--- begin Records provided ---

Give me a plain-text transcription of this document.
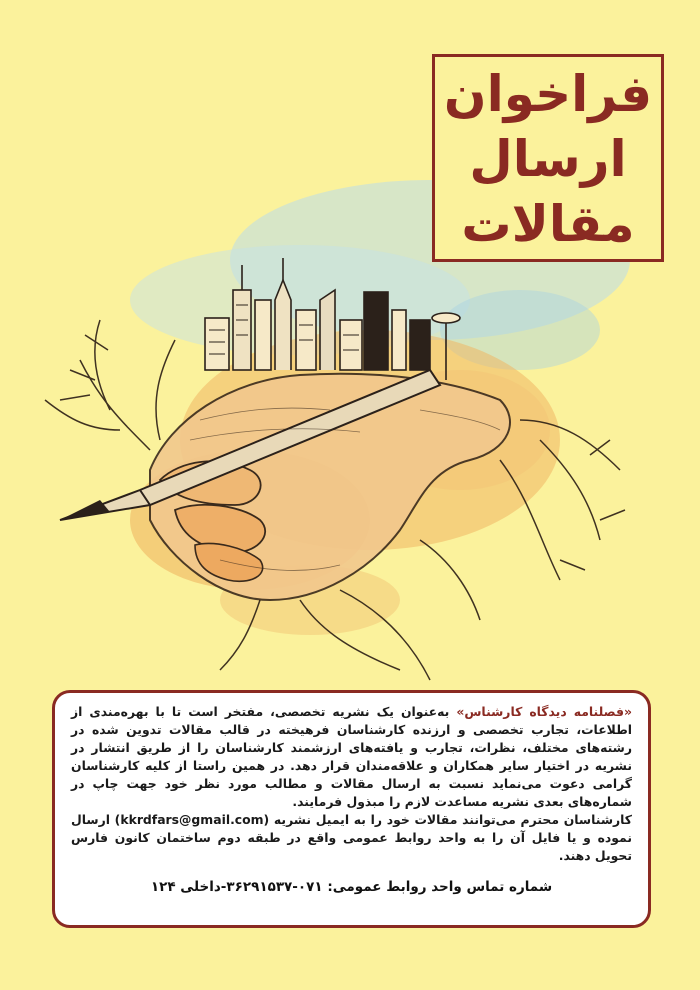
فراخوان
ارسال
مقالات

«فصلنامه دیدگاه کارشناس» به‌عنوان یک نشریه تخصصی، مفتخر است تا با بهره‌مندی از اطلاعات، تجارب تخصصی و ارزنده کارشناسان فرهیخته در قالب مقالات تدوین شده در رشته‌های مختلف، نظرات، تجارب و یافته‌های ارزشمند کارشناسان را از طریق انتشار در نشریه در اختیار سایر همکاران و علاقه‌مندان قرار دهد. در همین راستا از کلیه کارشناسان گرامی دعوت می‌نماید نسبت به ارسال مقالات و مطالب مورد نظر خود جهت چاپ در شماره‌های بعدی نشریه مساعدت لازم را مبذول فرمایند.

کارشناسان محترم می‌توانند مقالات خود را به ایمیل نشریه (kkrdfars@gmail.com) ارسال نموده و یا فایل آن را به واحد روابط عمومی واقع در طبقه دوم ساختمان کانون فارس تحویل دهند.

شماره تماس واحد روابط عمومی: ۰۷۱-۳۶۲۹۱۵۳۷-داخلی ۱۲۴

--- end Records provided ---

» Short problem: Make an exact copy of all the material, but keep the pictures out of it.

» Reply:
Give me a plain-text transcription of this document.
فراخوان
ارسال
مقالات

«فصلنامه دیدگاه کارشناس» به‌عنوان یک نشریه تخصصی، مفتخر است تا با بهره‌مندی از اطلاعات، تجارب تخصصی و ارزنده کارشناسان فرهیخته در قالب مقالات تدوین شده در رشته‌های مختلف، نظرات، تجارب و یافته‌های ارزشمند کارشناسان را از طریق انتشار در نشریه در اختیار سایر همکاران و علاقه‌مندان قرار دهد. در همین راستا از کلیه کارشناسان گرامی دعوت می‌نماید نسبت به ارسال مقالات و مطالب مورد نظر خود جهت چاپ در شماره‌های بعدی نشریه مساعدت لازم را مبذول فرمایند.

کارشناسان محترم می‌توانند مقالات خود را به ایمیل نشریه (kkrdfars@gmail.com) ارسال نموده و یا فایل آن را به واحد روابط عمومی واقع در طبقه دوم ساختمان کانون فارس تحویل دهند.

شماره تماس واحد روابط عمومی: ۰۷۱-۳۶۲۹۱۵۳۷-داخلی ۱۲۴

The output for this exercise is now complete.